Conversation Centralization

Recently the concept of the online conversation has been very prevalent in my offline conversations. As I find new blogs or even news sites that I like the importance of the community around that site becomes relevant and is an asset (or liability) to the site. Whether I’m reading a local story at OnMilwaukee or reading AVC.com or following readers here on Ryan A Graves.com it is important to me what others think about the story or post I’m reading.

As that conversation held by the community becomes more important it becomes more important to me that it is easily manageable and followable. I don’t want to have to take that conversation off the site to Twitter or email, but I want it right there. I think I’m coining the termĀ  “conversation centralization” as the ability to keep the communities interactions in one place. The best place for the centralization is where the conversation started, on the blog.

** PROMPT 1 **
Output the layout dataset rows exactly as they appear, from the first row through the row containing "clause-number: 5.4 (126, 185, 151, 201)", including both of those rows.

(Layout dataset rows)
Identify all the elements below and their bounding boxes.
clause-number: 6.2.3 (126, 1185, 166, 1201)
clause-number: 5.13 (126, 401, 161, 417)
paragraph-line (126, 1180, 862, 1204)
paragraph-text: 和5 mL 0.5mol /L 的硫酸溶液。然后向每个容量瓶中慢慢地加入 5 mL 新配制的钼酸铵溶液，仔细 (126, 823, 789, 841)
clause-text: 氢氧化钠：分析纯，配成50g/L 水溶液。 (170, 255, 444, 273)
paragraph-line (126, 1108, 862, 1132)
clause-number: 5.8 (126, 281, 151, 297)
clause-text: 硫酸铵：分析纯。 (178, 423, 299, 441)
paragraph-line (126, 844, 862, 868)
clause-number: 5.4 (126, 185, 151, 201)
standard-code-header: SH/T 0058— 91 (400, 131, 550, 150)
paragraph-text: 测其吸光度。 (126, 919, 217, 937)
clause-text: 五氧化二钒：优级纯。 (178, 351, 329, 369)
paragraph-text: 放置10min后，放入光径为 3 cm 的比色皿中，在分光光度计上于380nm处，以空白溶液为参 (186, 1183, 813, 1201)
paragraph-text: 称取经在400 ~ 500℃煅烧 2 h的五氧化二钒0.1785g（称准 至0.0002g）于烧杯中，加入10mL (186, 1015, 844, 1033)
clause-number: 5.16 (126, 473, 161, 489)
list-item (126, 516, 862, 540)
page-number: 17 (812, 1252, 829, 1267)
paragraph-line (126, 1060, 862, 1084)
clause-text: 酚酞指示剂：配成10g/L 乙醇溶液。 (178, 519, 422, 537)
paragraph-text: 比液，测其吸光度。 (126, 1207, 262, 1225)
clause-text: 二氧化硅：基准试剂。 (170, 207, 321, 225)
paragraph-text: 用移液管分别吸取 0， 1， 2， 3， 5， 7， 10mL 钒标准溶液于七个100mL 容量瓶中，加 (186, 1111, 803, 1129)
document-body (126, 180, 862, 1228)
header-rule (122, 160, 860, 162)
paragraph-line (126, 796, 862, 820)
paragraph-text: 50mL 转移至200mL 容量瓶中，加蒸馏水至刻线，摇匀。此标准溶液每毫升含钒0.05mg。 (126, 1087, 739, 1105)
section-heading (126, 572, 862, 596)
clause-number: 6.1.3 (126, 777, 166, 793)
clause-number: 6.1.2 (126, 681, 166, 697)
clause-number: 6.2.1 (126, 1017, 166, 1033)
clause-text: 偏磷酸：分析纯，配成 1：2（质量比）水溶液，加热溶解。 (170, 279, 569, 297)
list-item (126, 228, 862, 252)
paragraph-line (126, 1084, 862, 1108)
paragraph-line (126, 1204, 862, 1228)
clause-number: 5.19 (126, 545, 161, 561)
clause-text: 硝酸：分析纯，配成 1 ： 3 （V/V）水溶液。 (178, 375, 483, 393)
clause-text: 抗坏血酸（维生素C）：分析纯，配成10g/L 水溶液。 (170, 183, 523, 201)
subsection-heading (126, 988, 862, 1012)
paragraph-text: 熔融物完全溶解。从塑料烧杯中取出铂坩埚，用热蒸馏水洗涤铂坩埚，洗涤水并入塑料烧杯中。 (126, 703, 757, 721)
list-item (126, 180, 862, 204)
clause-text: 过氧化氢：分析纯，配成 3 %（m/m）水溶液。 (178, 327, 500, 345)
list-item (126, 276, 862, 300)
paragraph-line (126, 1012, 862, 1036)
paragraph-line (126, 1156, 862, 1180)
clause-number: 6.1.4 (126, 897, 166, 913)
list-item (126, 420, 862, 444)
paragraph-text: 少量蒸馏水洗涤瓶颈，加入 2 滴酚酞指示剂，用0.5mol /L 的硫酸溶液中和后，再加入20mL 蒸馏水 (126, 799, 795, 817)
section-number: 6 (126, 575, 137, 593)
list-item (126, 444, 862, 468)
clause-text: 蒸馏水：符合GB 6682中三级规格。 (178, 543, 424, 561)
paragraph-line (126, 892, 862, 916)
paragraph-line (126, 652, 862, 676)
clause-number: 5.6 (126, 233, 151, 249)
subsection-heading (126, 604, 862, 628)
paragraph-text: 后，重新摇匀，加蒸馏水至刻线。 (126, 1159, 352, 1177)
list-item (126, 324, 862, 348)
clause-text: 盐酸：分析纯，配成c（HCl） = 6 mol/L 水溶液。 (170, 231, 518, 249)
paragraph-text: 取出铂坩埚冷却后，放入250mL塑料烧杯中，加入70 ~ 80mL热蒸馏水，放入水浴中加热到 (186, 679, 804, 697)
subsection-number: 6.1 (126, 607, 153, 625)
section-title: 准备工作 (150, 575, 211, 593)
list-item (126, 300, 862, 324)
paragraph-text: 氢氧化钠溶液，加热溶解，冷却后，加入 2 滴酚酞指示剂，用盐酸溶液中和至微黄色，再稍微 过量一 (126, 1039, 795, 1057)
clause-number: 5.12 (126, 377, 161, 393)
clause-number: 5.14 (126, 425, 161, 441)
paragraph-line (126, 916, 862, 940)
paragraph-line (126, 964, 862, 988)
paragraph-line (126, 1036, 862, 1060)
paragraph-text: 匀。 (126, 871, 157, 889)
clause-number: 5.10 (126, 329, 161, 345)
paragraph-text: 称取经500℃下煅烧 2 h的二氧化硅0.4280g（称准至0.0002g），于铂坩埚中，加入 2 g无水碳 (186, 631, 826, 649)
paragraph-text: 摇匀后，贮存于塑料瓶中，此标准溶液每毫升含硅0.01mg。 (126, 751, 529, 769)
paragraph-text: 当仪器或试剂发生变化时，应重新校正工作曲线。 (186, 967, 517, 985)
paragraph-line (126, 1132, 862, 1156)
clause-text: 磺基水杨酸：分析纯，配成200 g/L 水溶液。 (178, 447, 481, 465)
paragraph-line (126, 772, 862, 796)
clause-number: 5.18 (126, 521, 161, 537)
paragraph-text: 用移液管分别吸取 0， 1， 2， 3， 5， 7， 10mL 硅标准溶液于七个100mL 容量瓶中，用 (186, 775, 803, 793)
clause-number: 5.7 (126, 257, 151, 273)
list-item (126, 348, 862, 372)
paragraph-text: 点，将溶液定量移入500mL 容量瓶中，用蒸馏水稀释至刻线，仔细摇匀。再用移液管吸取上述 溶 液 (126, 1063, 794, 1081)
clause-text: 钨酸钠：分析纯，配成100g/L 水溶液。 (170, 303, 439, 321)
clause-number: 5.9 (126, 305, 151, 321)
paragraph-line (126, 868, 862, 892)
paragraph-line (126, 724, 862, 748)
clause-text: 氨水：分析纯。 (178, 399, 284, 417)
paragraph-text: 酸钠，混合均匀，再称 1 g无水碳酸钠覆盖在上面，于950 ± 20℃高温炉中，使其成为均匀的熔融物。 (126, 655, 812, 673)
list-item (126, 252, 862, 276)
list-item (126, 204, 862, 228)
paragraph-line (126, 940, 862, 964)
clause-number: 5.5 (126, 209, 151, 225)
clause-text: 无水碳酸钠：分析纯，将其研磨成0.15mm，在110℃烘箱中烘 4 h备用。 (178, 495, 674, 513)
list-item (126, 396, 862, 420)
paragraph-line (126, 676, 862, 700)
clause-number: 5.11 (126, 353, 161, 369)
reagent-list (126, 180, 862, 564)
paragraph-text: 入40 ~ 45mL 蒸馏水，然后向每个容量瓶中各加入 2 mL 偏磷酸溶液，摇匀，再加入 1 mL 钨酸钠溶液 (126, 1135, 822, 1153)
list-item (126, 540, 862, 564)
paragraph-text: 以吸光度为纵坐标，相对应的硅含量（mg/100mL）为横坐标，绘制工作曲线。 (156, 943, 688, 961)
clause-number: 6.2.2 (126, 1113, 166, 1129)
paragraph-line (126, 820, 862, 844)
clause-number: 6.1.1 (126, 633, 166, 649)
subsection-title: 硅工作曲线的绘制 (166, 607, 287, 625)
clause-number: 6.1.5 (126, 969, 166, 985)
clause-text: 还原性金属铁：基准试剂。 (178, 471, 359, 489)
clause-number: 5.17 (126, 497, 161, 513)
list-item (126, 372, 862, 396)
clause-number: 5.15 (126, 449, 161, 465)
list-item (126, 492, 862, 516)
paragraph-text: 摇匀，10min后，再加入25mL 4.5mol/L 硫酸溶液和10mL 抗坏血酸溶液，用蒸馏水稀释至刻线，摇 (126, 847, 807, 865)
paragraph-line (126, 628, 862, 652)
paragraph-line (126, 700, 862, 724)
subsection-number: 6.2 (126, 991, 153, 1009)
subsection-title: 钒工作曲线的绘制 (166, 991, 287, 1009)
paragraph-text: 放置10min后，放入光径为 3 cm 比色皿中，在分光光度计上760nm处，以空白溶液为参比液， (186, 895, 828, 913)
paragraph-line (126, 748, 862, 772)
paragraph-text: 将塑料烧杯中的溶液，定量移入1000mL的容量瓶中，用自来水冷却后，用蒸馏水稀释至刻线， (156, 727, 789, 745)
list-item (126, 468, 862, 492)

** PROMPT 2 **
In the blog post on conversation centralization, what does the writer say is the best place for the centralization?

** CORRECT OUTPUT 1 **
Identify all the elements below and their bounding boxes.
clause-number: 6.2.3 (126, 1185, 166, 1201)
clause-number: 5.13 (126, 401, 161, 417)
paragraph-line (126, 1180, 862, 1204)
paragraph-text: 和5 mL 0.5mol /L 的硫酸溶液。然后向每个容量瓶中慢慢地加入 5 mL 新配制的钼酸铵溶液，仔细 (126, 823, 789, 841)
clause-text: 氢氧化钠：分析纯，配成50g/L 水溶液。 (170, 255, 444, 273)
paragraph-line (126, 1108, 862, 1132)
clause-number: 5.8 (126, 281, 151, 297)
clause-text: 硫酸铵：分析纯。 (178, 423, 299, 441)
paragraph-line (126, 844, 862, 868)
clause-number: 5.4 (126, 185, 151, 201)

** CORRECT OUTPUT 2 **
Where the conversation started, on the blog.